■ Given text
──────────────────────────────

4. Painful - The Washington Post reports the US government 'quietly agreed to forgo billions of dollars in potential tax payments from Citigroup as part of the deal announced this week to wean the company from the massive taxpayer bailout that helped it survive the financial crisis.' Oh boy. This is political dynamite.

The Internal Revenue Service on Friday issued an exception to long-standing tax rules for the benefit of Citigroup and a few other companies partially owned by the government. As a result, Citigroup will be allowed to retain billions of dollars worth of tax breaks that otherwise would decline in value when the government sells its stake to private investors. While the Obama administration has said taxpayers are likely to profit from the sale of the Citigroup shares, accounting experts said the lost tax revenue could easily outstrip those profits.

5. Helicopter Ben wins (we lose) - Time Magazine has awarded Federal Reserve Chairman Ben Bernanke the title of Man of the Year for 2009. Barack Obama got the gong last year. Many other leaders to receive the award include; (in highly selective fashion) Hitler (1938), Stalin (1939, 1942), Nixon (1971, 1972), Deng XiaoPing (1978, 1985) and George Bush (2000, 2004). He is the first Fed Chairman to get it.

──────────────────────────────

■ Requirements
[1] According to the news excerpt, who did Time Magazine name Man of the Year for 2009?
[2] Update the news excerpt by writing it out again, starting with "The Internal Revenue" and going on through "outstrip those profits.", with "private investors" changed to "outside buyers".

──────────────────────────────

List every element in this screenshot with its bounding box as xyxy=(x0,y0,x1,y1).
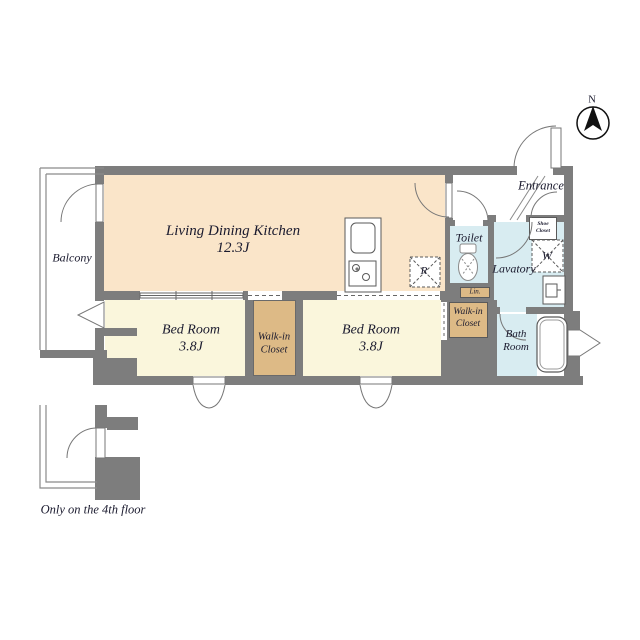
bedroom1-label: Bed Room xyxy=(162,324,220,339)
walkin-closet-middle-label-2: Closet xyxy=(261,344,288,355)
linen-label: Lin. xyxy=(469,288,480,295)
entrance-label: Entrance xyxy=(518,179,564,192)
linework-layer xyxy=(0,0,640,640)
balcony-door xyxy=(61,184,103,222)
compass-icon xyxy=(577,106,609,139)
balcony-label: Balcony xyxy=(52,252,91,265)
floor-plan: Living Dining Kitchen 12.3J Balcony Bed … xyxy=(0,0,640,640)
bathroom-vent-window xyxy=(568,330,600,356)
bathroom-label-2: Room xyxy=(503,342,529,354)
walkin-closet-right-label-2: Closet xyxy=(456,320,480,330)
bedroom1-balcony-door-icon xyxy=(78,302,104,328)
bedroom2-label: Bed Room xyxy=(342,324,400,339)
ldk-label: Living Dining Kitchen xyxy=(166,224,300,240)
kitchen-counter xyxy=(345,218,381,292)
compass-north-label: N xyxy=(588,94,596,105)
kitchen-stove xyxy=(349,261,376,286)
walkin-closet-right-label-1: Walk-in xyxy=(453,308,482,318)
entrance-door xyxy=(514,126,561,168)
toilet-door-arc xyxy=(457,191,488,222)
toilet-fixture xyxy=(459,244,478,281)
washbasin xyxy=(543,276,565,304)
shoe-closet-label-2: Closet xyxy=(536,229,550,235)
ldk-door xyxy=(415,183,452,218)
refrigerator-label: R xyxy=(421,266,428,278)
bathroom-label-1: Bath xyxy=(506,329,527,341)
bathtub xyxy=(537,317,567,372)
toilet-label: Toilet xyxy=(456,232,483,245)
shoe-closet-door-arc xyxy=(531,192,557,218)
inset-balcony-outline xyxy=(40,405,97,488)
footnote-label: Only on the 4th floor xyxy=(41,503,146,516)
bedroom1-size-label: 3.8J xyxy=(179,341,203,356)
shoe-closet-label-1: Shoe xyxy=(537,222,548,228)
bedroom1-window xyxy=(193,377,225,408)
washer-label: W xyxy=(542,250,552,263)
bedroom2-size-label: 3.8J xyxy=(359,341,383,356)
lavatory-label: Lavatory xyxy=(492,263,535,276)
inset-door xyxy=(67,428,105,458)
kitchen-sink xyxy=(351,223,375,253)
walkin-closet-middle-label-1: Walk-in xyxy=(258,331,290,342)
ldk-size-label: 12.3J xyxy=(217,241,250,257)
bedroom2-window xyxy=(360,377,392,408)
lavatory-door-arc xyxy=(496,222,532,258)
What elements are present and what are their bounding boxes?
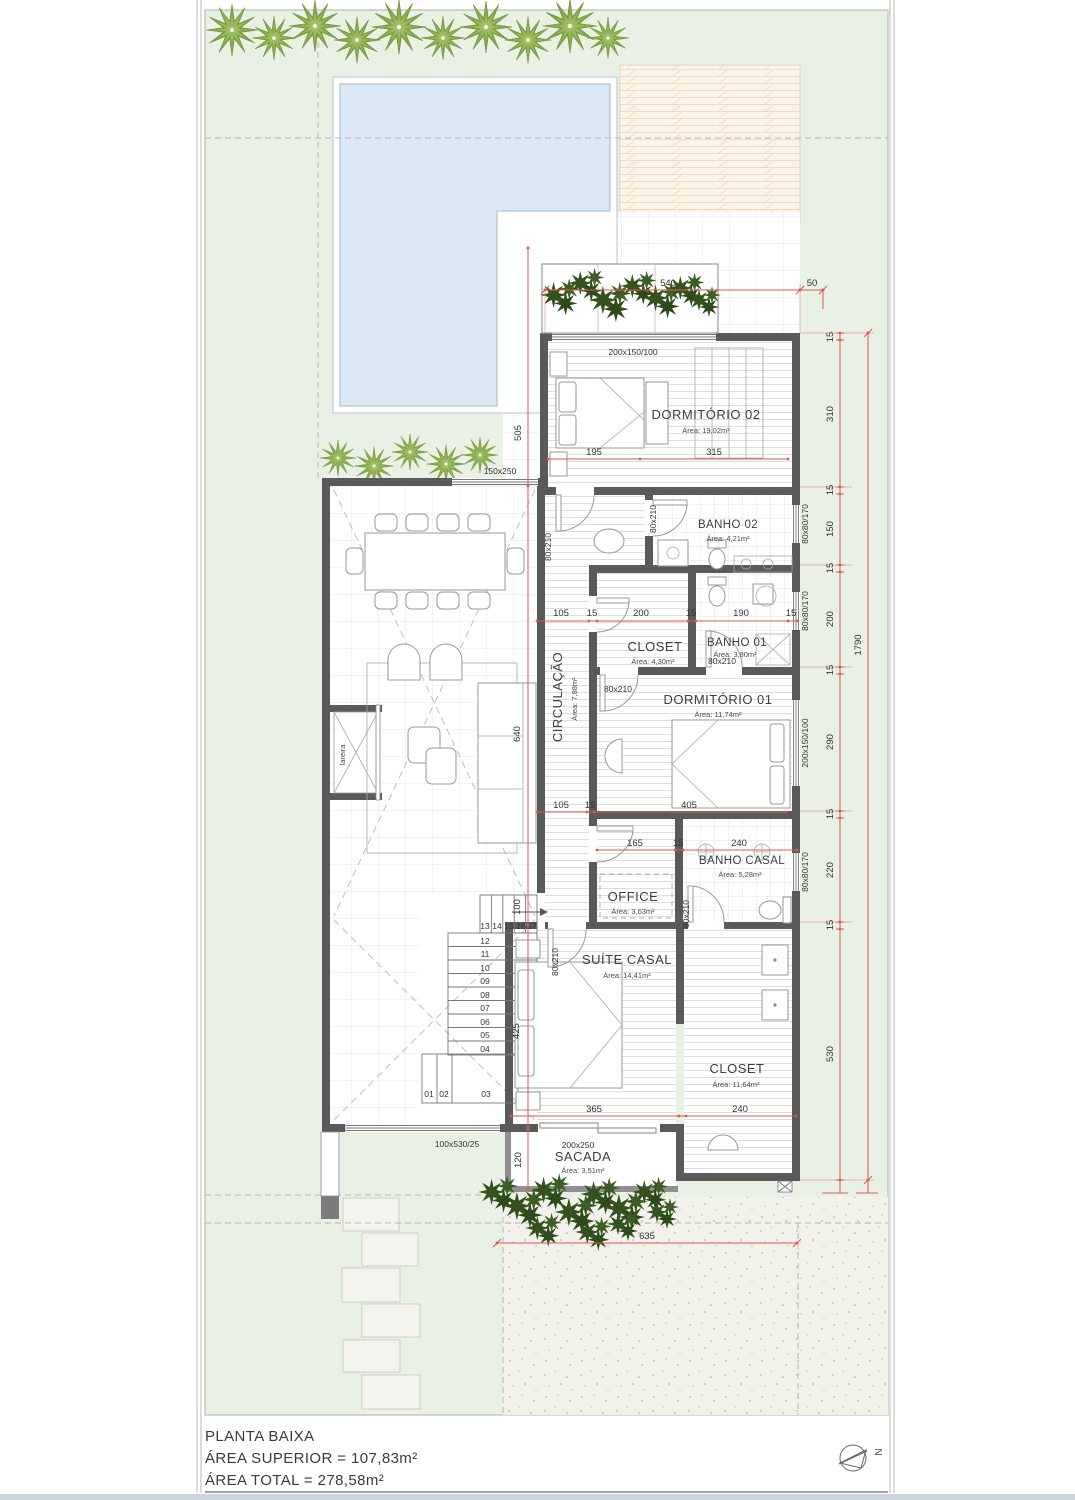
window-banho02 — [792, 505, 800, 543]
chain-15-5: 15 — [825, 809, 836, 820]
label-dormitorio01: DORMITÓRIO 01 — [663, 692, 772, 707]
stair-08: 08 — [480, 990, 490, 1000]
label-win-dorm01: 200x150/100 — [800, 718, 810, 767]
stair-11: 11 — [481, 949, 490, 959]
window-living-front — [345, 1124, 500, 1132]
stair-01: 01 — [424, 1089, 434, 1099]
label-banho-casal: BANHO CASAL — [699, 855, 785, 867]
label-door-banho02: 80x210 — [648, 505, 658, 533]
area-dormitorio01: Área: 11,74m² — [695, 710, 742, 719]
stair-09: 09 — [480, 976, 490, 986]
column — [321, 1132, 339, 1196]
area-sacada: Área: 3,51m² — [561, 1166, 605, 1175]
area-closet-casal: Área: 11,64m² — [713, 1080, 760, 1089]
area-dormitorio02: Área: 19,02m² — [682, 426, 730, 435]
planter-top — [540, 264, 721, 333]
dim-240a: 240 — [731, 838, 747, 849]
lareira-label: lareira — [338, 744, 347, 766]
area-closet01: Área: 4,30m² — [631, 657, 675, 666]
dim-540: 540 — [660, 278, 676, 289]
label-suite-casal: SUÍTE CASAL — [582, 952, 672, 967]
dim-505: 505 — [513, 425, 524, 441]
stair-16: 16 — [516, 921, 526, 931]
label-win-living: 150x250 — [484, 466, 517, 476]
dim-240b: 240 — [732, 1104, 748, 1115]
sacada-sliding-door — [538, 1123, 660, 1133]
area-banho-casal: Área: 5,28m² — [718, 870, 762, 879]
area-suite-casal: Área: 14,41m² — [603, 971, 651, 980]
chain-15-2: 15 — [825, 485, 836, 496]
label-door-dorm02: 80x210 — [543, 533, 553, 561]
label-closet01: CLOSET — [627, 639, 682, 654]
label-win-banho02: 80x80/170 — [800, 504, 810, 544]
label-win-banho01: 80x80/170 — [800, 591, 810, 631]
stair-02: 02 — [439, 1089, 449, 1099]
label-door-banho-casal: 80x210 — [681, 900, 691, 928]
window-dorm01 — [792, 700, 800, 786]
label-circulacao: CIRCULAÇÃO — [550, 652, 565, 742]
stair-04: 04 — [480, 1044, 490, 1054]
floor-plan-svg: lareira 13 14 15 16 17 12 11 10 09 08 07… — [0, 0, 1075, 1500]
label-closet-casal: CLOSET — [709, 1061, 764, 1076]
hall-basin — [594, 529, 624, 553]
dim-640: 640 — [512, 726, 523, 742]
stair-03: 03 — [481, 1089, 491, 1099]
dim-195: 195 — [586, 447, 602, 458]
area-banho01: Área: 3,80m² — [713, 650, 757, 659]
label-win-dorm02: 200x150/100 — [608, 347, 657, 357]
window-banho-casal — [792, 853, 800, 891]
dim-425: 425 — [511, 1023, 522, 1039]
stair-07: 07 — [480, 1003, 490, 1013]
chain-200: 200 — [825, 611, 836, 627]
dim-100: 100 — [512, 899, 523, 915]
dim-15a: 15 — [587, 608, 598, 619]
dim-200a: 200 — [633, 608, 649, 619]
dim-120: 120 — [513, 1152, 524, 1168]
label-sacada: SACADA — [555, 1149, 611, 1164]
dim-15e: 15 — [673, 838, 684, 849]
stair-05: 05 — [480, 1030, 490, 1040]
garden-wall-stub — [321, 1196, 339, 1219]
label-dormitorio02: DORMITÓRIO 02 — [651, 407, 760, 422]
drawing-sheet: lareira 13 14 15 16 17 12 11 10 09 08 07… — [0, 0, 1075, 1500]
title-block: PLANTA BAIXA ÁREA SUPERIOR = 107,83m² ÁR… — [205, 1428, 888, 1492]
dim-315: 315 — [706, 447, 722, 458]
stair-10: 10 — [480, 963, 490, 973]
label-office: OFFICE — [608, 889, 659, 904]
wood-deck — [620, 65, 800, 225]
dim-105a: 105 — [553, 608, 569, 619]
chain-220: 220 — [825, 862, 836, 878]
dim-365: 365 — [586, 1104, 602, 1115]
stair-15: 15 — [504, 921, 514, 931]
area-circulacao: Área: 7,88m² — [570, 677, 579, 721]
label-door-suite: 80x210 — [550, 948, 560, 976]
label-banho01: BANHO 01 — [707, 637, 767, 649]
area-banho02: Área: 4,21m² — [706, 534, 750, 543]
corridor-floor — [545, 565, 589, 929]
stair-12: 12 — [480, 936, 490, 946]
stair-14: 14 — [492, 921, 502, 931]
label-banho02: BANHO 02 — [698, 519, 758, 531]
chain-15-6: 15 — [825, 920, 836, 931]
dim-15c: 15 — [786, 608, 797, 619]
label-win-front: 100x530/25 — [435, 1139, 480, 1149]
chain-310: 310 — [825, 406, 836, 422]
dim-105b: 105 — [553, 800, 569, 811]
chain-15-4: 15 — [825, 665, 836, 676]
chain-15-3: 15 — [825, 563, 836, 574]
north-arrow: N — [839, 1445, 883, 1471]
dim-165: 165 — [627, 838, 643, 849]
stair-06: 06 — [480, 1017, 490, 1027]
dim-190: 190 — [733, 608, 749, 619]
chain-15-1: 15 — [825, 332, 836, 343]
chain-150: 150 — [825, 521, 836, 537]
sheet-title: PLANTA BAIXA — [205, 1428, 315, 1445]
stair-13: 13 — [480, 921, 490, 931]
chain-530: 530 — [825, 1046, 836, 1062]
window-dorm02-top — [552, 333, 716, 341]
label-win-banho-casal: 80x80/170 — [800, 852, 810, 892]
fireplace: lareira — [330, 705, 382, 800]
sheet-area-total: ÁREA TOTAL = 278,58m² — [205, 1472, 384, 1489]
dim-405: 405 — [681, 800, 697, 811]
gravel-area — [503, 1197, 888, 1415]
dim-50: 50 — [807, 278, 818, 289]
north-label: N — [872, 1448, 883, 1455]
dim-15b: 15 — [686, 608, 697, 619]
label-door-dorm01: 80x210 — [604, 684, 632, 694]
chain-290: 290 — [825, 734, 836, 750]
sheet-area-superior: ÁREA SUPERIOR = 107,83m² — [205, 1450, 418, 1467]
window-living-top — [452, 478, 538, 486]
screen-edge-strip — [0, 1494, 1075, 1500]
chain-1790: 1790 — [853, 634, 864, 655]
dim-15d: 15 — [585, 800, 596, 811]
dim-635: 635 — [639, 1231, 655, 1242]
area-office: Área: 3,63m² — [611, 907, 655, 916]
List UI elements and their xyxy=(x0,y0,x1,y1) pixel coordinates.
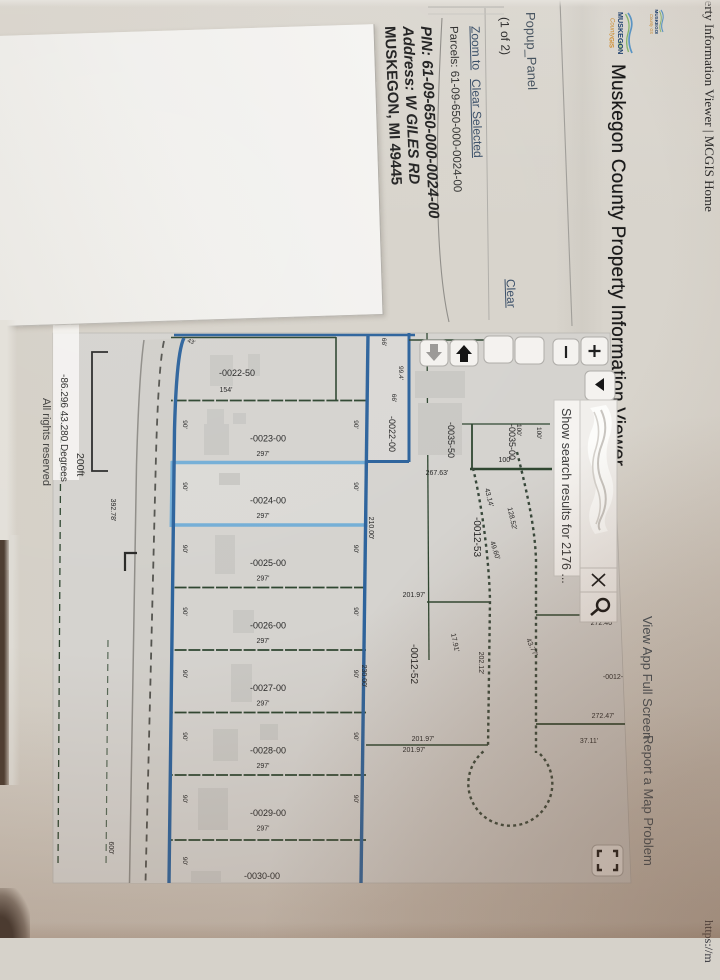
svg-text:202.12': 202.12' xyxy=(477,652,484,675)
svg-text:-0012-: -0012- xyxy=(603,674,624,681)
svg-text:100': 100' xyxy=(515,424,522,436)
svg-text:-0029-00: -0029-00 xyxy=(250,808,286,818)
svg-text:201.97': 201.97' xyxy=(412,736,435,743)
svg-text:297': 297' xyxy=(256,513,269,520)
svg-text:297': 297' xyxy=(256,576,269,583)
svg-text:154': 154' xyxy=(219,387,232,394)
svg-text:297': 297' xyxy=(256,638,269,645)
svg-text:297': 297' xyxy=(256,701,269,708)
svg-text:-86.296 43.280 Degrees: -86.296 43.280 Degrees xyxy=(58,374,69,482)
svg-text:90': 90' xyxy=(352,732,359,740)
svg-text:201.97': 201.97' xyxy=(403,592,426,599)
svg-text:210.00': 210.00' xyxy=(367,517,374,540)
svg-text:-0027-00: -0027-00 xyxy=(250,683,286,693)
svg-text:-0012-53: -0012-53 xyxy=(471,517,482,557)
svg-text:90': 90' xyxy=(181,545,188,553)
svg-text:-0023-00: -0023-00 xyxy=(250,434,286,444)
svg-text:-0022-00: -0022-00 xyxy=(387,416,397,452)
svg-text:90': 90' xyxy=(181,732,188,740)
svg-text:297': 297' xyxy=(256,763,269,770)
svg-text:66': 66' xyxy=(380,338,387,346)
svg-text:90': 90' xyxy=(181,670,188,678)
svg-text:-0024-00: -0024-00 xyxy=(250,496,286,506)
svg-text:90': 90' xyxy=(181,795,188,803)
svg-text:-0012-52: -0012-52 xyxy=(408,644,419,684)
svg-text:-0035-50: -0035-50 xyxy=(446,422,456,458)
svg-text:-0026-00: -0026-00 xyxy=(250,621,286,631)
svg-text:99.4': 99.4' xyxy=(397,366,404,380)
svg-text:272.47': 272.47' xyxy=(592,713,615,720)
svg-text:90': 90' xyxy=(352,795,359,803)
svg-text:201.97': 201.97' xyxy=(403,747,426,754)
svg-text:-0030-00: -0030-00 xyxy=(244,871,280,881)
svg-text:100': 100' xyxy=(498,457,511,464)
svg-text:90': 90' xyxy=(181,420,188,428)
svg-text:297': 297' xyxy=(256,826,269,833)
svg-text:200ft: 200ft xyxy=(74,453,86,476)
svg-text:-0025-00: -0025-00 xyxy=(250,558,286,568)
svg-text:90': 90' xyxy=(181,607,188,615)
svg-text:37.11': 37.11' xyxy=(580,738,598,745)
svg-text:-0028-00: -0028-00 xyxy=(250,746,286,756)
svg-text:90': 90' xyxy=(352,482,359,490)
svg-text:267.63': 267.63' xyxy=(426,470,449,477)
svg-text:90': 90' xyxy=(352,420,359,428)
svg-text:297': 297' xyxy=(256,451,269,458)
svg-text:90': 90' xyxy=(352,545,359,553)
svg-text:392.78': 392.78' xyxy=(109,499,116,522)
svg-text:Show search results for 2176 .: Show search results for 2176 ... xyxy=(559,408,573,584)
svg-text:90': 90' xyxy=(181,857,188,865)
svg-text:66': 66' xyxy=(390,394,397,402)
svg-text:100': 100' xyxy=(535,427,542,439)
svg-text:90': 90' xyxy=(352,670,359,678)
svg-text:-0022-50: -0022-50 xyxy=(219,368,255,378)
svg-text:90': 90' xyxy=(181,482,188,490)
svg-text:230.00': 230.00' xyxy=(360,665,367,688)
svg-text:600': 600' xyxy=(107,841,114,854)
svg-text:90': 90' xyxy=(352,607,359,615)
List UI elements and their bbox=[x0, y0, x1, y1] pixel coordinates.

──────────────────────────────

■ Solved tasks
[1] Federal Reserve Chairman Ben Bernanke

[2]
The Internal Revenue Service on Friday issued an exception to long-standing tax rules for the benefit of Citigroup and a few other companies partially owned by the government. As a result, Citigroup will be allowed to retain billions of dollars worth of tax breaks that otherwise would decline in value when the government sells its stake to outside buyers. While the Obama administration has said taxpayers are likely to profit from the sale of the Citigroup shares, accounting experts said the lost tax revenue could easily outstrip those profits.